* [What you have to do] Your answer is a single number: the count of lines that contain the string "Temperature".

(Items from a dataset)
________
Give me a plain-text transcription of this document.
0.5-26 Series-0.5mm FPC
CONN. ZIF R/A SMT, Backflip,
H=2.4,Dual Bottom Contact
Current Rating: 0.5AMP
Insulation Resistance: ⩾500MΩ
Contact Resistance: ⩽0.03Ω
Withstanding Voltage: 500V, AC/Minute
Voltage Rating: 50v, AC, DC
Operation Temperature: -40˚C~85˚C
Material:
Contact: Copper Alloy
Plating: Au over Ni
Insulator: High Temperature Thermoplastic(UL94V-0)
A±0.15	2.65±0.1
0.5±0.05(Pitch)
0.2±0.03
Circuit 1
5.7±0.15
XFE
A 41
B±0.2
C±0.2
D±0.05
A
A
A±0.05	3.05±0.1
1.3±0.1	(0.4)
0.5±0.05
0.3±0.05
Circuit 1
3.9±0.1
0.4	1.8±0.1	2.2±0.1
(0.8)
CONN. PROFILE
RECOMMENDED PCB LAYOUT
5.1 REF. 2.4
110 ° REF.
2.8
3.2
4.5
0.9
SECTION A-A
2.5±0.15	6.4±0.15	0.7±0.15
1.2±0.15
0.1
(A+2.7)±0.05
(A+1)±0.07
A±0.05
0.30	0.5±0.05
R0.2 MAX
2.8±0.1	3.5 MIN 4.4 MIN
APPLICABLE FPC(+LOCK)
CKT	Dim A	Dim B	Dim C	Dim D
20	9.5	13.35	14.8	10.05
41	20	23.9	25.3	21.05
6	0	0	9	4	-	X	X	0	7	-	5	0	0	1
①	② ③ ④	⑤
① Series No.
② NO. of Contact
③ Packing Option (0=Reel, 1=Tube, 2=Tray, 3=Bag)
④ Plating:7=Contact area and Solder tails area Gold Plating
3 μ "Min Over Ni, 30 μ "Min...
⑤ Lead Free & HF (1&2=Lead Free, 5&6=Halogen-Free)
________
* [Task solution] 2